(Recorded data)
------------------------------------
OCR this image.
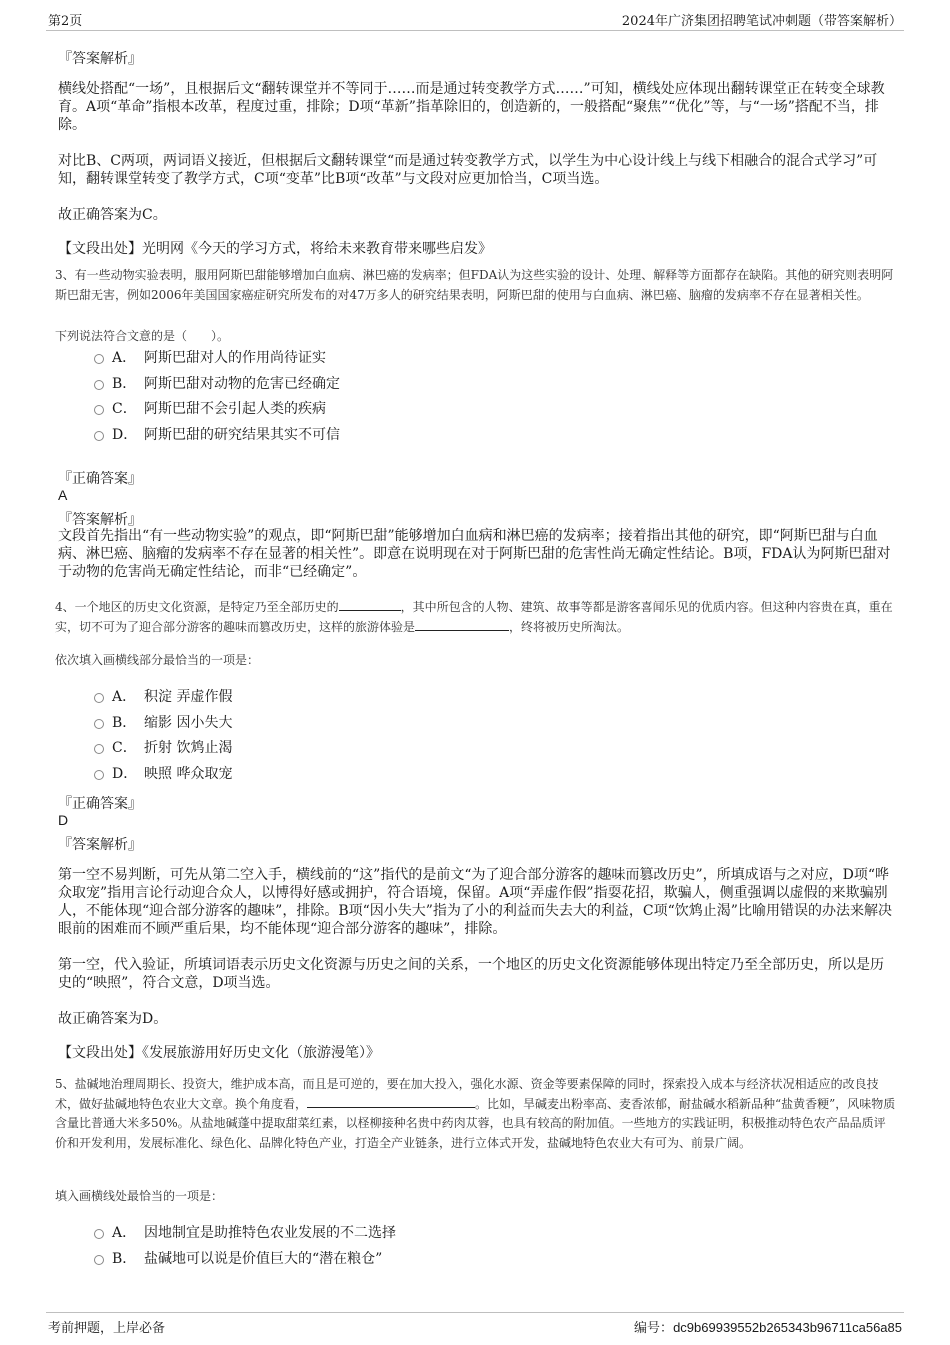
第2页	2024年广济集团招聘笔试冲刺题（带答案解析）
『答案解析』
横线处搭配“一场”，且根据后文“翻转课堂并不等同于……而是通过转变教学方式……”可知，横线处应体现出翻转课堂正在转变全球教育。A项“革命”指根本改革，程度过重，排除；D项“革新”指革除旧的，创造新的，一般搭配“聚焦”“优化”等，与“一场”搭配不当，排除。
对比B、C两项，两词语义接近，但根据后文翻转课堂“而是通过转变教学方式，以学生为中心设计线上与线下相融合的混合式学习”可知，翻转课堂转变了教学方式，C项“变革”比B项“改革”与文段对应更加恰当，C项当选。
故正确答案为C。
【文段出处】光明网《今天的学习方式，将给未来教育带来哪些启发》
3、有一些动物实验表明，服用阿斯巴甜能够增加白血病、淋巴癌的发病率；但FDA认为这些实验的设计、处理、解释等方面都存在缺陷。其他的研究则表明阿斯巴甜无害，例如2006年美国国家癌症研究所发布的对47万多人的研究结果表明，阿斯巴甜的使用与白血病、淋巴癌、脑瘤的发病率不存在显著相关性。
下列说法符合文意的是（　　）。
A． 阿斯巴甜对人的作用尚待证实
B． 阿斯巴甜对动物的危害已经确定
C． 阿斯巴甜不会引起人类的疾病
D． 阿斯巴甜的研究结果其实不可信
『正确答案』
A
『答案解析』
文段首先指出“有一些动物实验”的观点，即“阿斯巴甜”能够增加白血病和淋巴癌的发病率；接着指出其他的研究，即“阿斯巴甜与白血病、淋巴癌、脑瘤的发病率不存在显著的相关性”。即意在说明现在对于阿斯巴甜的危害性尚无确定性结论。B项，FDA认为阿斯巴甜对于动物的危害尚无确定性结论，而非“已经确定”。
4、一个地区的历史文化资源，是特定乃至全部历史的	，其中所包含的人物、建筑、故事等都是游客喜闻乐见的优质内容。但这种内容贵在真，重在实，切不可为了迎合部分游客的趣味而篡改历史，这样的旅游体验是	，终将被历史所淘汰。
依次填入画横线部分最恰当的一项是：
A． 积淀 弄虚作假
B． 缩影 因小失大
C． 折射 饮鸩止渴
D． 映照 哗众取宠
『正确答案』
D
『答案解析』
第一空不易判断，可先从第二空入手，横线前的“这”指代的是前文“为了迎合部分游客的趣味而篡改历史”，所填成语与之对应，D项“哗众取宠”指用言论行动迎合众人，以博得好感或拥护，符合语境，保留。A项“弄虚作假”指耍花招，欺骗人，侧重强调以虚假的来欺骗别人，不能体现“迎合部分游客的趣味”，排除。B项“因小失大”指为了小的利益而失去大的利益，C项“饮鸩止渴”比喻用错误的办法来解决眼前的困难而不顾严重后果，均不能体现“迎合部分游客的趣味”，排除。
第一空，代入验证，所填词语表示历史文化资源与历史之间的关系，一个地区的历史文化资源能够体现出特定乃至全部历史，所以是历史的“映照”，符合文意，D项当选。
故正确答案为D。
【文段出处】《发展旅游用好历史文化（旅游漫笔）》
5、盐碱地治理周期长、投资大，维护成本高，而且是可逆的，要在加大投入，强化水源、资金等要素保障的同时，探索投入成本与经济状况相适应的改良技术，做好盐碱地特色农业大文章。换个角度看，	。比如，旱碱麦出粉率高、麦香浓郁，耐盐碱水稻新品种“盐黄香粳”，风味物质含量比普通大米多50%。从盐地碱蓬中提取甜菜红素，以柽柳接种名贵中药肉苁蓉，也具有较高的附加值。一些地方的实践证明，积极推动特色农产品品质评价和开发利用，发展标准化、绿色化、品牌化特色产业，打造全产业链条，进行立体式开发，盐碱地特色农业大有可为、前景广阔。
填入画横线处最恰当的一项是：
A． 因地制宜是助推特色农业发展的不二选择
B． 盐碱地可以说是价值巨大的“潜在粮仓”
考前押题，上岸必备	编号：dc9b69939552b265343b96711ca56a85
------------------------------------
Output the data above without changes, apart from leaving out the pictures.

OCR this image.
第2页	2024年广济集团招聘笔试冲刺题（带答案解析）
『答案解析』
横线处搭配“一场”，且根据后文“翻转课堂并不等同于……而是通过转变教学方式……”可知，横线处应体现出翻转课堂正在转变全球教育。A项“革命”指根本改革，程度过重，排除；D项“革新”指革除旧的，创造新的，一般搭配“聚焦”“优化”等，与“一场”搭配不当，排除。
对比B、C两项，两词语义接近，但根据后文翻转课堂“而是通过转变教学方式，以学生为中心设计线上与线下相融合的混合式学习”可知，翻转课堂转变了教学方式，C项“变革”比B项“改革”与文段对应更加恰当，C项当选。
故正确答案为C。
【文段出处】光明网《今天的学习方式，将给未来教育带来哪些启发》
3、有一些动物实验表明，服用阿斯巴甜能够增加白血病、淋巴癌的发病率；但FDA认为这些实验的设计、处理、解释等方面都存在缺陷。其他的研究则表明阿斯巴甜无害，例如2006年美国国家癌症研究所发布的对47万多人的研究结果表明，阿斯巴甜的使用与白血病、淋巴癌、脑瘤的发病率不存在显著相关性。
下列说法符合文意的是（　　）。
A． 阿斯巴甜对人的作用尚待证实
B． 阿斯巴甜对动物的危害已经确定
C． 阿斯巴甜不会引起人类的疾病
D． 阿斯巴甜的研究结果其实不可信
『正确答案』
A
『答案解析』
文段首先指出“有一些动物实验”的观点，即“阿斯巴甜”能够增加白血病和淋巴癌的发病率；接着指出其他的研究，即“阿斯巴甜与白血病、淋巴癌、脑瘤的发病率不存在显著的相关性”。即意在说明现在对于阿斯巴甜的危害性尚无确定性结论。B项，FDA认为阿斯巴甜对于动物的危害尚无确定性结论，而非“已经确定”。
4、一个地区的历史文化资源，是特定乃至全部历史的	，其中所包含的人物、建筑、故事等都是游客喜闻乐见的优质内容。但这种内容贵在真，重在实，切不可为了迎合部分游客的趣味而篡改历史，这样的旅游体验是	，终将被历史所淘汰。
依次填入画横线部分最恰当的一项是：
A． 积淀 弄虚作假
B． 缩影 因小失大
C． 折射 饮鸩止渴
D． 映照 哗众取宠
『正确答案』
D
『答案解析』
第一空不易判断，可先从第二空入手，横线前的“这”指代的是前文“为了迎合部分游客的趣味而篡改历史”，所填成语与之对应，D项“哗众取宠”指用言论行动迎合众人，以博得好感或拥护，符合语境，保留。A项“弄虚作假”指耍花招，欺骗人，侧重强调以虚假的来欺骗别人，不能体现“迎合部分游客的趣味”，排除。B项“因小失大”指为了小的利益而失去大的利益，C项“饮鸩止渴”比喻用错误的办法来解决眼前的困难而不顾严重后果，均不能体现“迎合部分游客的趣味”，排除。
第一空，代入验证，所填词语表示历史文化资源与历史之间的关系，一个地区的历史文化资源能够体现出特定乃至全部历史，所以是历史的“映照”，符合文意，D项当选。
故正确答案为D。
【文段出处】《发展旅游用好历史文化（旅游漫笔）》
5、盐碱地治理周期长、投资大，维护成本高，而且是可逆的，要在加大投入，强化水源、资金等要素保障的同时，探索投入成本与经济状况相适应的改良技术，做好盐碱地特色农业大文章。换个角度看，	。比如，旱碱麦出粉率高、麦香浓郁，耐盐碱水稻新品种“盐黄香粳”，风味物质含量比普通大米多50%。从盐地碱蓬中提取甜菜红素，以柽柳接种名贵中药肉苁蓉，也具有较高的附加值。一些地方的实践证明，积极推动特色农产品品质评价和开发利用，发展标准化、绿色化、品牌化特色产业，打造全产业链条，进行立体式开发，盐碱地特色农业大有可为、前景广阔。
填入画横线处最恰当的一项是：
A． 因地制宜是助推特色农业发展的不二选择
B． 盐碱地可以说是价值巨大的“潜在粮仓”
考前押题，上岸必备	编号：dc9b69939552b265343b96711ca56a85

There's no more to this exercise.